■ GOAL OF THE EXERCISE
Quote the records that follow in full and exactly; leave out the pictures.

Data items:

□ □ □ □ □ □ □

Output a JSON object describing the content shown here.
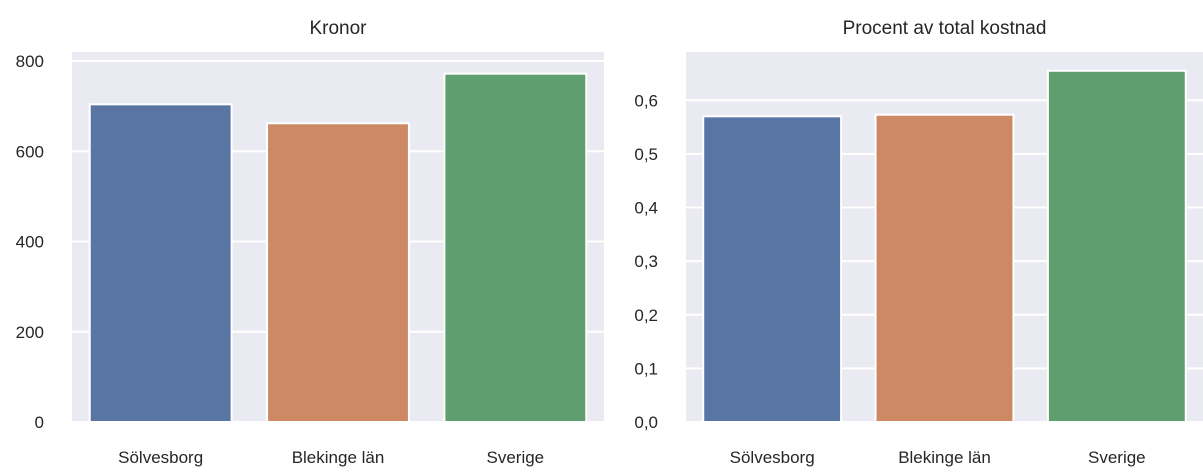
{
  "chart_data": [
    {
      "type": "bar",
      "title": "Kronor",
      "xlabel": "",
      "ylabel": "",
      "categories": [
        "Sölvesborg",
        "Blekinge län",
        "Sverige"
      ],
      "values": [
        704,
        662,
        772
      ],
      "ylim": [
        0,
        820
      ],
      "yticks": [
        0,
        200,
        400,
        600,
        800
      ],
      "ytick_labels": [
        "0",
        "200",
        "400",
        "600",
        "800"
      ],
      "colors": [
        "#5875a4",
        "#cc8963",
        "#5f9e6e"
      ],
      "grid": true,
      "background": "#eaeaf2"
    },
    {
      "type": "bar",
      "title": "Procent av total kostnad",
      "xlabel": "",
      "ylabel": "",
      "categories": [
        "Sölvesborg",
        "Blekinge län",
        "Sverige"
      ],
      "values": [
        0.57,
        0.573,
        0.655
      ],
      "ylim": [
        0,
        0.69
      ],
      "yticks": [
        0,
        0.1,
        0.2,
        0.3,
        0.4,
        0.5,
        0.6
      ],
      "ytick_labels": [
        "0,0",
        "0,1",
        "0,2",
        "0,3",
        "0,4",
        "0,5",
        "0,6"
      ],
      "colors": [
        "#5875a4",
        "#cc8963",
        "#5f9e6e"
      ],
      "grid": true,
      "background": "#eaeaf2"
    }
  ]
}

□ □ □ □ □ □ □

■ FULL RESPONSE
Output a JSON object describing the content shown here.
{
  "chart_data": [
    {
      "type": "bar",
      "title": "Kronor",
      "xlabel": "",
      "ylabel": "",
      "categories": [
        "Sölvesborg",
        "Blekinge län",
        "Sverige"
      ],
      "values": [
        704,
        662,
        772
      ],
      "ylim": [
        0,
        820
      ],
      "yticks": [
        0,
        200,
        400,
        600,
        800
      ],
      "ytick_labels": [
        "0",
        "200",
        "400",
        "600",
        "800"
      ],
      "colors": [
        "#5875a4",
        "#cc8963",
        "#5f9e6e"
      ],
      "grid": true,
      "background": "#eaeaf2"
    },
    {
      "type": "bar",
      "title": "Procent av total kostnad",
      "xlabel": "",
      "ylabel": "",
      "categories": [
        "Sölvesborg",
        "Blekinge län",
        "Sverige"
      ],
      "values": [
        0.57,
        0.573,
        0.655
      ],
      "ylim": [
        0,
        0.69
      ],
      "yticks": [
        0,
        0.1,
        0.2,
        0.3,
        0.4,
        0.5,
        0.6
      ],
      "ytick_labels": [
        "0,0",
        "0,1",
        "0,2",
        "0,3",
        "0,4",
        "0,5",
        "0,6"
      ],
      "colors": [
        "#5875a4",
        "#cc8963",
        "#5f9e6e"
      ],
      "grid": true,
      "background": "#eaeaf2"
    }
  ]
}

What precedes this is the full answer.